* start *

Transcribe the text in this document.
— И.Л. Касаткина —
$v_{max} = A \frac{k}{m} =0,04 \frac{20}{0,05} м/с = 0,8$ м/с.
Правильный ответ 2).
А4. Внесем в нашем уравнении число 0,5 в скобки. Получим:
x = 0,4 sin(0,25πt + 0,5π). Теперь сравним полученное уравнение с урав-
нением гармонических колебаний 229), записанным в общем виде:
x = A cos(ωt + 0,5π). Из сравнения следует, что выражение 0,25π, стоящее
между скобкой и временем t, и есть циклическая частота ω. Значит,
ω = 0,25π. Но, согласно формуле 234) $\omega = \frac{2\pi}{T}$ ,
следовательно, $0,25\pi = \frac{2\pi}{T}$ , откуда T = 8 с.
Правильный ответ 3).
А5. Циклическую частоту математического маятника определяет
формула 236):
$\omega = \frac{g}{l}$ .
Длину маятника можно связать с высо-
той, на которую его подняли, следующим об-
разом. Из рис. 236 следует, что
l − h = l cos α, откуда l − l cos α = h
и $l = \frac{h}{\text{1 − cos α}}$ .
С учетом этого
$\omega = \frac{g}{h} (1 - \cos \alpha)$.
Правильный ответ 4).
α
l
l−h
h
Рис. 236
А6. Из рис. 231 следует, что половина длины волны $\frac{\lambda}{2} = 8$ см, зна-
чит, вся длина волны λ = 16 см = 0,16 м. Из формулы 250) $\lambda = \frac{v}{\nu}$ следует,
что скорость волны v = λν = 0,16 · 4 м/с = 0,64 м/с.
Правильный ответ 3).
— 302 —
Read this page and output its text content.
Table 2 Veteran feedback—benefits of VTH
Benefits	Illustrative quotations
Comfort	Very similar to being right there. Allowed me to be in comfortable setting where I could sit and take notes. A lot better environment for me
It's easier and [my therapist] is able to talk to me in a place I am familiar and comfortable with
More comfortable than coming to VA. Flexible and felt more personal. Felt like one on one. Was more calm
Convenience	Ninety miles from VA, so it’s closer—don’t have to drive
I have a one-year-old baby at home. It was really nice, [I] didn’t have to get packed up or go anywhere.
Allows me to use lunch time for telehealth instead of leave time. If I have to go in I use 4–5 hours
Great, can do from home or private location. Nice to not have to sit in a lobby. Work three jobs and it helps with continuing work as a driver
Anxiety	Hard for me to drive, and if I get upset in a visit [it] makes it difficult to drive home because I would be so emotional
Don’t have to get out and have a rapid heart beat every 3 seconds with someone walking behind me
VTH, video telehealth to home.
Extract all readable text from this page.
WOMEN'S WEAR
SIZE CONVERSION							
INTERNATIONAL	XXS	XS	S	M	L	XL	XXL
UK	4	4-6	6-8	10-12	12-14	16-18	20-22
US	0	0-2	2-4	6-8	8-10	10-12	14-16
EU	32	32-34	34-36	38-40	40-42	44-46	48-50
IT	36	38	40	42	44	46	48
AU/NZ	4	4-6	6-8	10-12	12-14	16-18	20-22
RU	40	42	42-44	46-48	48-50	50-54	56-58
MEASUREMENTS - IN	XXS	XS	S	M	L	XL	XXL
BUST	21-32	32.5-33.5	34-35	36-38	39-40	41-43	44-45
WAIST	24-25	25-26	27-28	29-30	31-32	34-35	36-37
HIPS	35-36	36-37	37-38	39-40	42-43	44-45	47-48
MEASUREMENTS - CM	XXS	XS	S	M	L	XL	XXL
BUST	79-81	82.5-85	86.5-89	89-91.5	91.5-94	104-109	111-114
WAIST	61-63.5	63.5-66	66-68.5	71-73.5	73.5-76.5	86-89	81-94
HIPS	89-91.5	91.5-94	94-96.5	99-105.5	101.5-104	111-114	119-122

* end *

> WORK REQUIRED: Find all the lines containing "telehealth" in the material, then copy them.

> ANSWER TO THE TASK:
Allows me to use lunch time for telehealth instead of leave time. If I have to go in I use 4–5 hours
VTH, video telehealth to home.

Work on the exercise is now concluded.